## [GOAL OF THE EXERCISE]
Count only the lines of the records that hold "this", then give the number without any other words.
## start GIVEN DATA
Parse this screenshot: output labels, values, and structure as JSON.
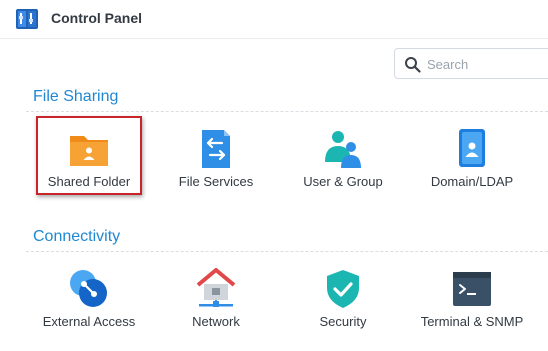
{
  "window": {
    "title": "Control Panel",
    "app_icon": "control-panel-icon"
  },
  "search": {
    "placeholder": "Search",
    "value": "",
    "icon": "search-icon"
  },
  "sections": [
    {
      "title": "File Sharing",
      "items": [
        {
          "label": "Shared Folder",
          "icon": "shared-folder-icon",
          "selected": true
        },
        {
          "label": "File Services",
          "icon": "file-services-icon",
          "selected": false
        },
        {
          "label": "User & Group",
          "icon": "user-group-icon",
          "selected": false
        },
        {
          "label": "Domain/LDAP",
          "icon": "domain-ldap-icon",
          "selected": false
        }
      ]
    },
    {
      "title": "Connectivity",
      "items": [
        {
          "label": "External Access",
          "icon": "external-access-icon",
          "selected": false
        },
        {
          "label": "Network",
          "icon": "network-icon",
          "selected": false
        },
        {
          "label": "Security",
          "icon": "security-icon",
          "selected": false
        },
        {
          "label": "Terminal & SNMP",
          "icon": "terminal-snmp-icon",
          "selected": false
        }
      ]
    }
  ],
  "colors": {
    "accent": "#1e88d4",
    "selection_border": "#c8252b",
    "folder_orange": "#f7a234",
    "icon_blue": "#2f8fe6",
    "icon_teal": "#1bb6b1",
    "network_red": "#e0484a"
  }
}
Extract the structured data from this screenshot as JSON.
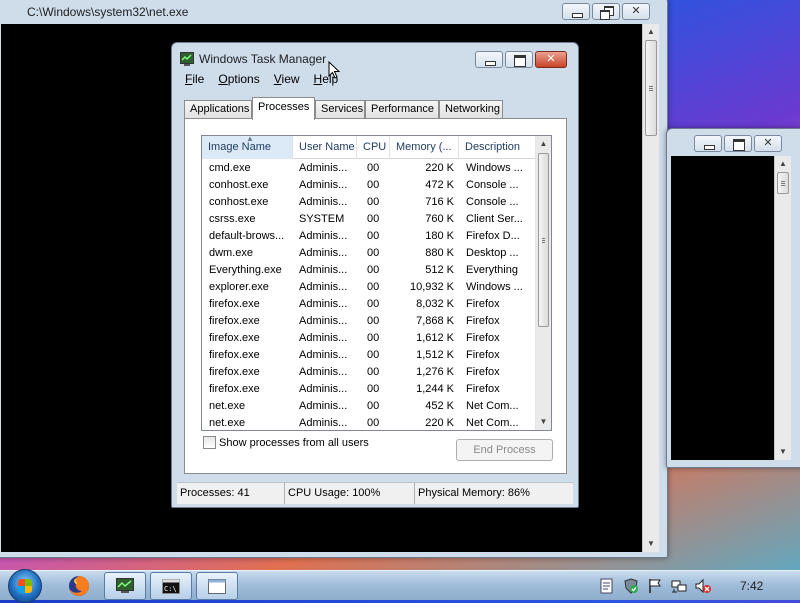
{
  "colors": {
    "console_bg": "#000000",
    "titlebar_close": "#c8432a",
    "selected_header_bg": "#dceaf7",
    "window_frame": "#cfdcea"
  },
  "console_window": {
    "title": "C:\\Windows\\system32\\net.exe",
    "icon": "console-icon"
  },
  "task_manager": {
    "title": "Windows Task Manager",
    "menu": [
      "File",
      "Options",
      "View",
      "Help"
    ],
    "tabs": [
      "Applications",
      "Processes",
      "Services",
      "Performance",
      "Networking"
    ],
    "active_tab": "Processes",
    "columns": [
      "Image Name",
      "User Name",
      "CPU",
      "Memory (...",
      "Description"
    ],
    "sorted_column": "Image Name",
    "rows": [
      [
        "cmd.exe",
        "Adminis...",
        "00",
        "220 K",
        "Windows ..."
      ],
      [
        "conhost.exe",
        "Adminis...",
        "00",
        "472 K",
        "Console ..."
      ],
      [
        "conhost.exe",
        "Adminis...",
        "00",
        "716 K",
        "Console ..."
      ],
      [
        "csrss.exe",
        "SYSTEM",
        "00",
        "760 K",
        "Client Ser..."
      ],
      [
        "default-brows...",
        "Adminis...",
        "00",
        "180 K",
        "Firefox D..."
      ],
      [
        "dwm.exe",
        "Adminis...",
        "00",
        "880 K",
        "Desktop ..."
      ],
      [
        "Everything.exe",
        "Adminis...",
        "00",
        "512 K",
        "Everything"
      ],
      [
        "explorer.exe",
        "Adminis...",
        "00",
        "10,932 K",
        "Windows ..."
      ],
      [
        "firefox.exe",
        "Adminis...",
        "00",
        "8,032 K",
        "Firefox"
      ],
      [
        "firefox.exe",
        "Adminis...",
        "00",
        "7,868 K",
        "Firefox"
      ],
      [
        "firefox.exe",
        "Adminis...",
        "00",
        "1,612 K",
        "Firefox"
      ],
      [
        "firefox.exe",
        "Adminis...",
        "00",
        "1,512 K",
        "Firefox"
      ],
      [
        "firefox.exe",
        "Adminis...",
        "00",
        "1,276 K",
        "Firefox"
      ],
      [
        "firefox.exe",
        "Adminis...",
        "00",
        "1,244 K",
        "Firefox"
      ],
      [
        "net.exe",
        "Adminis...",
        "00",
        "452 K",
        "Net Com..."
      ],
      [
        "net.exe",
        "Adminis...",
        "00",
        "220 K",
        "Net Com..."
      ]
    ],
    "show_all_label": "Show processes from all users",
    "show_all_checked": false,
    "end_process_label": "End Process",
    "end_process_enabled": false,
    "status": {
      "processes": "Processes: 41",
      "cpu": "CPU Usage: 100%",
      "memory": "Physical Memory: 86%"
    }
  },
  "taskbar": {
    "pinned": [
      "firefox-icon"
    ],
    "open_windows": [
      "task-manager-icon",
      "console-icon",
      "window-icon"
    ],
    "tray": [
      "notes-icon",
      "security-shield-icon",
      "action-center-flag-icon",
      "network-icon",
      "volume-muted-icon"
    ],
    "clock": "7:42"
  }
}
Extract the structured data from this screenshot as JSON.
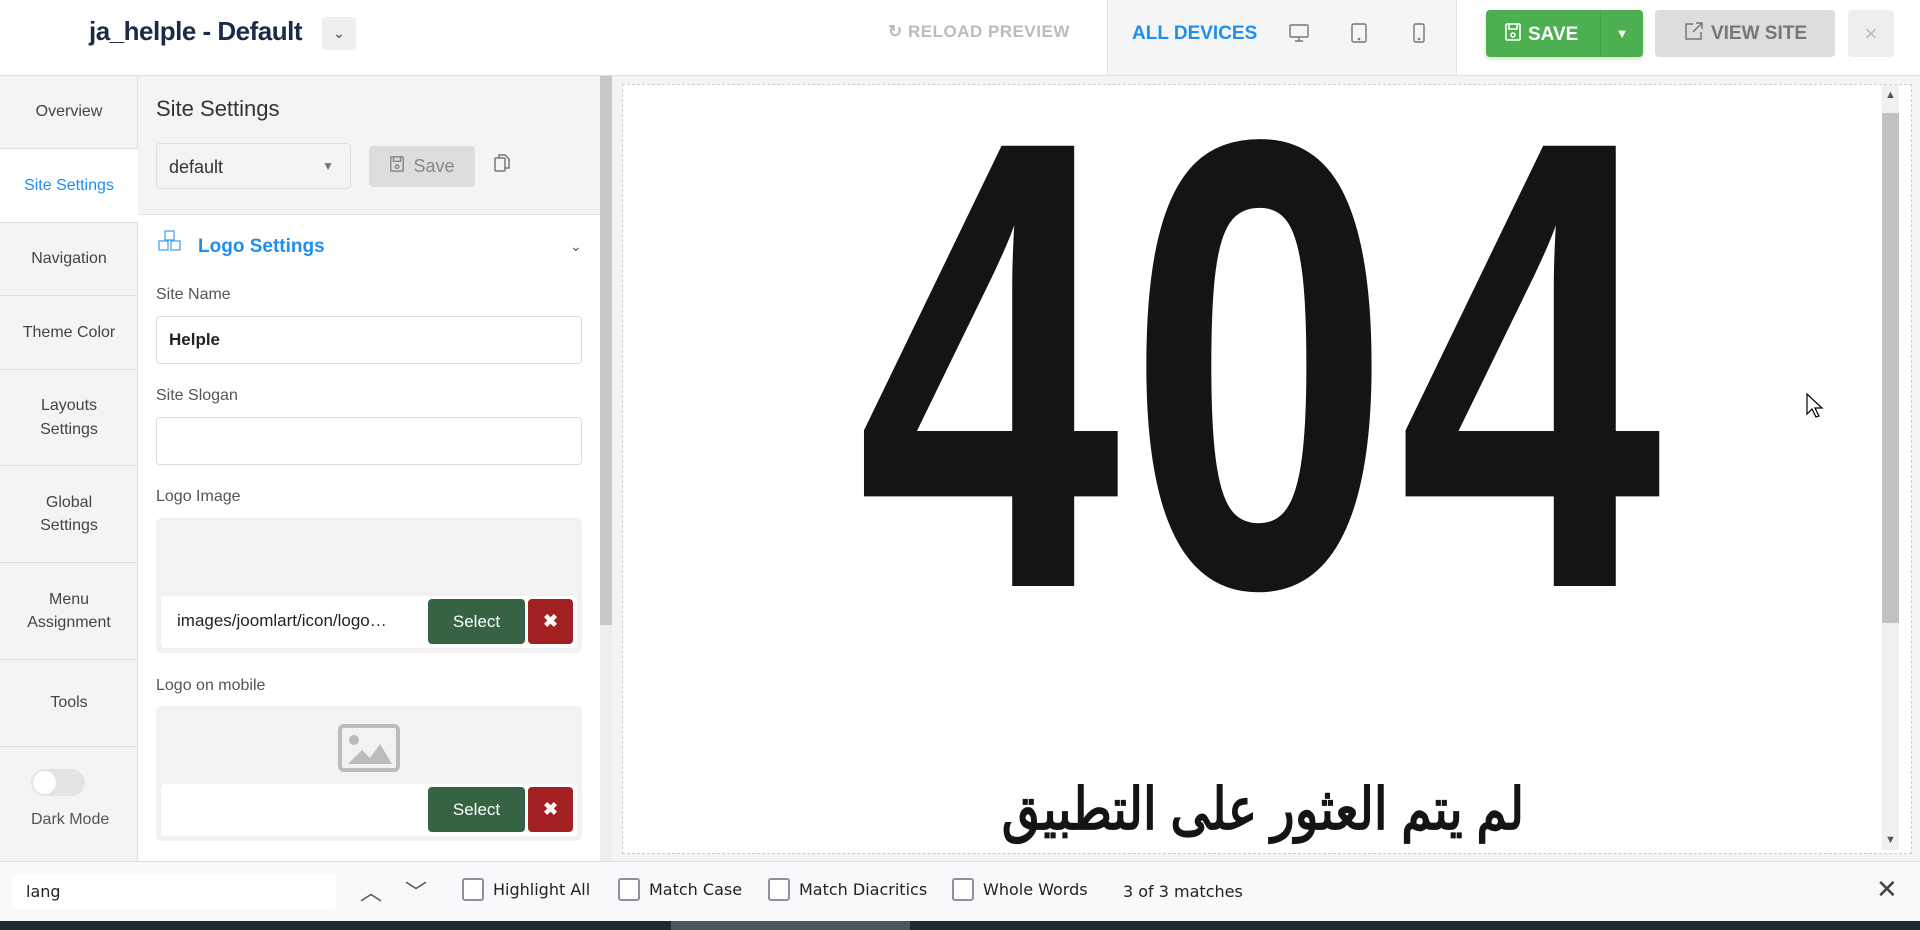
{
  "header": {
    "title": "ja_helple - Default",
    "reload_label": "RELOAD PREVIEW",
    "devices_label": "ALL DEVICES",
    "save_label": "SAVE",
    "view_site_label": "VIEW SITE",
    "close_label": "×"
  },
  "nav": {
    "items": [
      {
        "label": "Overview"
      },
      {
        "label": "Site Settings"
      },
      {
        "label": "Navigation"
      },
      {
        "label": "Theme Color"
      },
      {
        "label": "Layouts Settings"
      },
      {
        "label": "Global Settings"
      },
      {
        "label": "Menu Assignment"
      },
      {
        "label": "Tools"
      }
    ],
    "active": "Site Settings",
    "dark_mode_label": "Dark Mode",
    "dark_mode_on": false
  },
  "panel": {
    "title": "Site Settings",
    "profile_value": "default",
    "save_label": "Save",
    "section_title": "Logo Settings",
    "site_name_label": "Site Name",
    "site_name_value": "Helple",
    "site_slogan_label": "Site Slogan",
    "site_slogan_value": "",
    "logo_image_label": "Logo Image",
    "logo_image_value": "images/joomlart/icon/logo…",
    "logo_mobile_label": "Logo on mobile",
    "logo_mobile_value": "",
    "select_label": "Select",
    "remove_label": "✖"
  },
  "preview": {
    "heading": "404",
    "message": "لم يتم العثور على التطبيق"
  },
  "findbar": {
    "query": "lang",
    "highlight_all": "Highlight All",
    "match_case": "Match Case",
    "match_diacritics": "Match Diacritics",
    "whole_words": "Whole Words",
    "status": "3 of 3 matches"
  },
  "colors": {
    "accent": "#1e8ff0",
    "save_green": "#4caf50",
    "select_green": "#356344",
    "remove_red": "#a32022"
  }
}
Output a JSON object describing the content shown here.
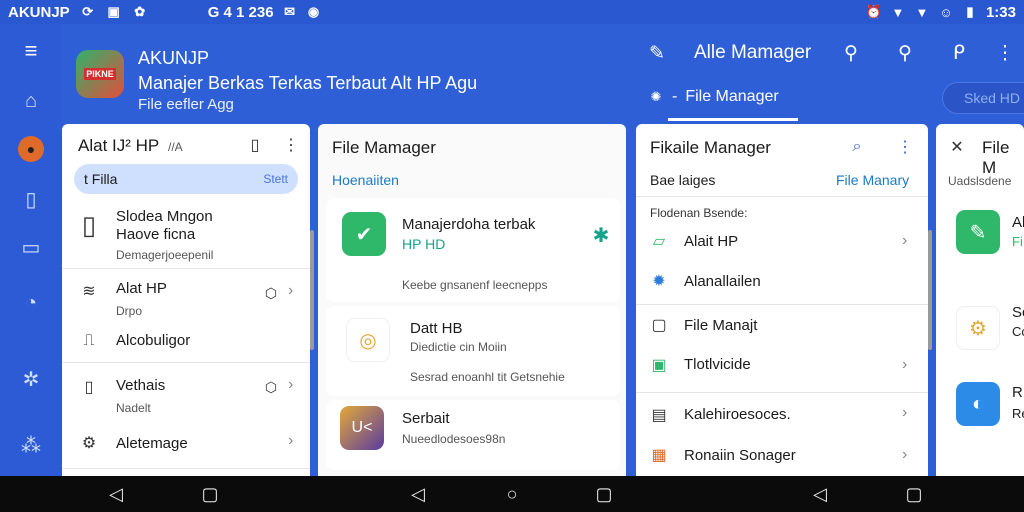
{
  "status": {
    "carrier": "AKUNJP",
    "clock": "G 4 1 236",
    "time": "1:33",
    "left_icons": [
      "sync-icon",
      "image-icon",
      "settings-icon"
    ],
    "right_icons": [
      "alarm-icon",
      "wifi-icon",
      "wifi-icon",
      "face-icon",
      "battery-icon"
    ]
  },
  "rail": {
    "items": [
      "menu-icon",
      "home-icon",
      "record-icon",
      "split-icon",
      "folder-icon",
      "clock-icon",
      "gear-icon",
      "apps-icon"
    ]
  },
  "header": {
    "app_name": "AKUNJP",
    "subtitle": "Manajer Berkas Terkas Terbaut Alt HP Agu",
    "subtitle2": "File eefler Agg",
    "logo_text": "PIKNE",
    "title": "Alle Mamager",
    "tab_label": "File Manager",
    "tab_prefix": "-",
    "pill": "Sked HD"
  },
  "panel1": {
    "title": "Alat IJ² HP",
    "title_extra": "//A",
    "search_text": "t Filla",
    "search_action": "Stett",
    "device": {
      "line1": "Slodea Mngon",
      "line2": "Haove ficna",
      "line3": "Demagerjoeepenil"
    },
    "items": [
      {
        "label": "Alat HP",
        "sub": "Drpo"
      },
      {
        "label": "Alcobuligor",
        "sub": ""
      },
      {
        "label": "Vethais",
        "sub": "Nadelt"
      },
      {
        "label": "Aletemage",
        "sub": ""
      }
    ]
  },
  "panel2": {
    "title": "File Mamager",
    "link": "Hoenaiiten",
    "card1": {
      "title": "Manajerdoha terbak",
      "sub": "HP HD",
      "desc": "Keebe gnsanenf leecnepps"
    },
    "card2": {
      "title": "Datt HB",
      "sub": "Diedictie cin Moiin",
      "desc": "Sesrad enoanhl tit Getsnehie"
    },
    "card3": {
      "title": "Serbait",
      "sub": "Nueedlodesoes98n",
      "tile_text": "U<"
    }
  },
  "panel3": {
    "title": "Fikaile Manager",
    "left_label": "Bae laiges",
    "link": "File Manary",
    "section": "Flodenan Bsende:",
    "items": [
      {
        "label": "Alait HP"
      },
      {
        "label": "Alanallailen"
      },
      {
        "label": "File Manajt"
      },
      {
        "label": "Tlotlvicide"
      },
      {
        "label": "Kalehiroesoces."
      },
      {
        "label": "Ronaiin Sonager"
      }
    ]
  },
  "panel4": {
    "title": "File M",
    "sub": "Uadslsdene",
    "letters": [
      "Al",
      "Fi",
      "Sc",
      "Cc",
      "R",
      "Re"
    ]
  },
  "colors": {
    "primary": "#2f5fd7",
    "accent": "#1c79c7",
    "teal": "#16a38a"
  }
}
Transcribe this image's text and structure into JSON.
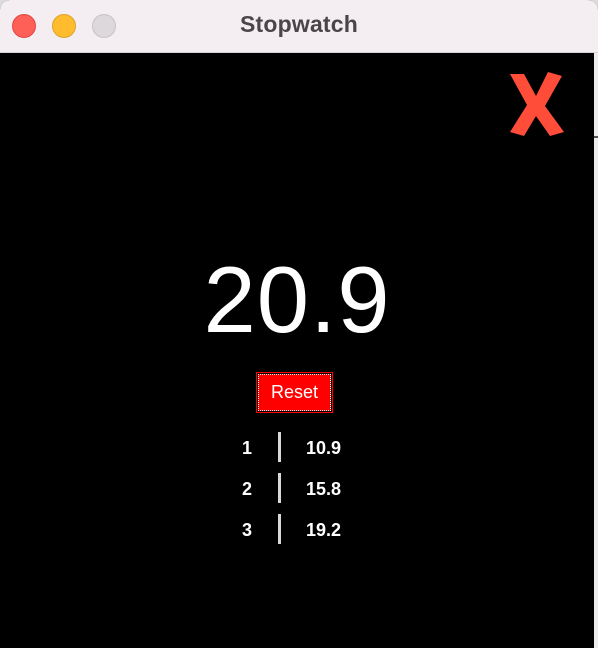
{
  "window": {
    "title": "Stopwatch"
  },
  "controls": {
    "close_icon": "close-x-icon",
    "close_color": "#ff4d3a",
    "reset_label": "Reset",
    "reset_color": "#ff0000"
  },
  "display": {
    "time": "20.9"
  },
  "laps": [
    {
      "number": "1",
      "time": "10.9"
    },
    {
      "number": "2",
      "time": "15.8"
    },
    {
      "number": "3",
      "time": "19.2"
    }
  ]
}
## end GIVEN DATA
## [EXERCISE RESPONSE]
4